The exercise: What follows is a set of records, each of which is to be written out exactly.

Saved entries:
◇ ◇ ◇ ◇ ◇ ◇ ◇

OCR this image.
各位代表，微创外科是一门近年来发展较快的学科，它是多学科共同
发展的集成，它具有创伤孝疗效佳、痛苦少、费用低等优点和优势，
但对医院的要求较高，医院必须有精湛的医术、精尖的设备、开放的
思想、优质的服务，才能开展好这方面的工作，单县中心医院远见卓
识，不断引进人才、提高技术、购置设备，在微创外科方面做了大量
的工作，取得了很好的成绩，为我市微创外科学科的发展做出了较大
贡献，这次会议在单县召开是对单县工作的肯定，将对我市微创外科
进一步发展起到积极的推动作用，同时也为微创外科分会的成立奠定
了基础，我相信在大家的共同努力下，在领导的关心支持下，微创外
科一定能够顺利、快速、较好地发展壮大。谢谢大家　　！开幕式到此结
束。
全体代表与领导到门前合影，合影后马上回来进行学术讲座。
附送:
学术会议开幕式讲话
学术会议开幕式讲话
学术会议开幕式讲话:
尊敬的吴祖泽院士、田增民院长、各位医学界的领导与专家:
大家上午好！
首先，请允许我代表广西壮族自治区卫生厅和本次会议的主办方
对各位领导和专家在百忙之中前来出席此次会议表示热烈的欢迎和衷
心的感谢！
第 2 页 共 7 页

◇ ◇ ◇ ◇ ◇ ◇ ◇

Solution to this problem:
OCR this image.
各位代表，微创外科是一门近年来发展较快的学科，它是多学科共同
发展的集成，它具有创伤孝疗效佳、痛苦少、费用低等优点和优势，
但对医院的要求较高，医院必须有精湛的医术、精尖的设备、开放的
思想、优质的服务，才能开展好这方面的工作，单县中心医院远见卓
识，不断引进人才、提高技术、购置设备，在微创外科方面做了大量
的工作，取得了很好的成绩，为我市微创外科学科的发展做出了较大
贡献，这次会议在单县召开是对单县工作的肯定，将对我市微创外科
进一步发展起到积极的推动作用，同时也为微创外科分会的成立奠定
了基础，我相信在大家的共同努力下，在领导的关心支持下，微创外
科一定能够顺利、快速、较好地发展壮大。谢谢大家　　！开幕式到此结
束。
全体代表与领导到门前合影，合影后马上回来进行学术讲座。
附送:
学术会议开幕式讲话
学术会议开幕式讲话
学术会议开幕式讲话:
尊敬的吴祖泽院士、田增民院长、各位医学界的领导与专家:
大家上午好！
首先，请允许我代表广西壮族自治区卫生厅和本次会议的主办方
对各位领导和专家在百忙之中前来出席此次会议表示热烈的欢迎和衷
心的感谢！
第 2 页 共 7 页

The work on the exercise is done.